== EXCERPTED TEXT ==
--------------------------------
Being the Ricardos (Amazon)
Cast: Nicole Kidman, Javier Bardem, J.K. Simmons, Nina Arianda.
A first glance this might seem too divisive a contender – some people seem to love it, some people do not – but it has a powerful ace in its hand: Oscar voters love Hollywood hometown stories. Kidman plays Lucille Ball, and Bardem her husband (and co-star on I Love Lucy) Desi Arnaz.

Nicole Kidman in Being the Ricardos.

Nicole Kidman in Being the Ricardos.Credit:Amazon Prime Video

Belfast (Focus Features)
Cast: Jude Hill, Jamie Dornan, Caitriona Balfe, Judi Dench, Ciaran Hinds.
Set in 1969, at the height of tension between Catholics and Protestants in Northern Ireland, director Kenneth Branagh delivers a powerful, largely black-and-white story about family life. The film’s power lies its intimacy and the innocence of 9-year-old protagonist Buddy (Hill), who is struggling to understand what is going on.

Cyrano (MGM/United Artists)
Cast: Peter Dinklage, Haley Bennett, Kelvin Harrison Jr., Ben Mendelsohn.
--------------------------------
== MATERIAL ==
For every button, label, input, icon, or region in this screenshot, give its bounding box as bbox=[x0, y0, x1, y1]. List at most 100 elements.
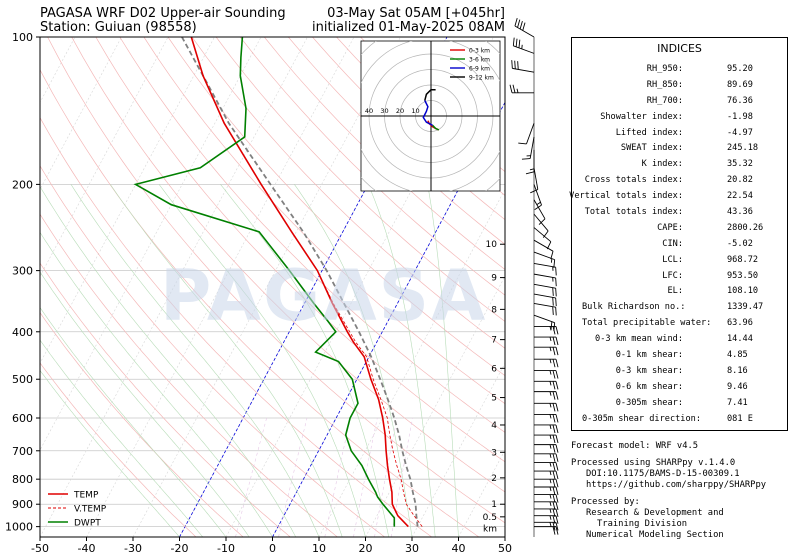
--------------------------------
== WRITTEN REQUEST A ==
In the film list, name everyone in the cast of Belfast.
== WRITTEN REQUEST B ==
Answer these from the film list:
(i) Which real person does Nicole Kidman play in Being the Ricardos?
(ii) In what year is Belfast set?
(iii) Which studio is named next to Cyrano?
== WRITTEN REQUEST C ==
From the film list, shorten the paragraph that begins "Set in 1969" but keep its main facts.

== EXPECTED OUTPUT A ==
Jude Hill
Jamie Dornan
Caitriona Balfe
Judi Dench
Ciaran Hinds

== EXPECTED OUTPUT B ==
(i) Lucille Ball
(ii) 1969
(iii) MGM/United Artists

== EXPECTED OUTPUT C ==
Kenneth Branagh's mostly black-and-white Belfast tells a family story set in Northern Ireland in 1969, when tension between Catholics and Protestants peaked. Its strength comes from its intimacy and from 9-year-old Buddy (Hill), an innocent boy struggling to understand what is happening.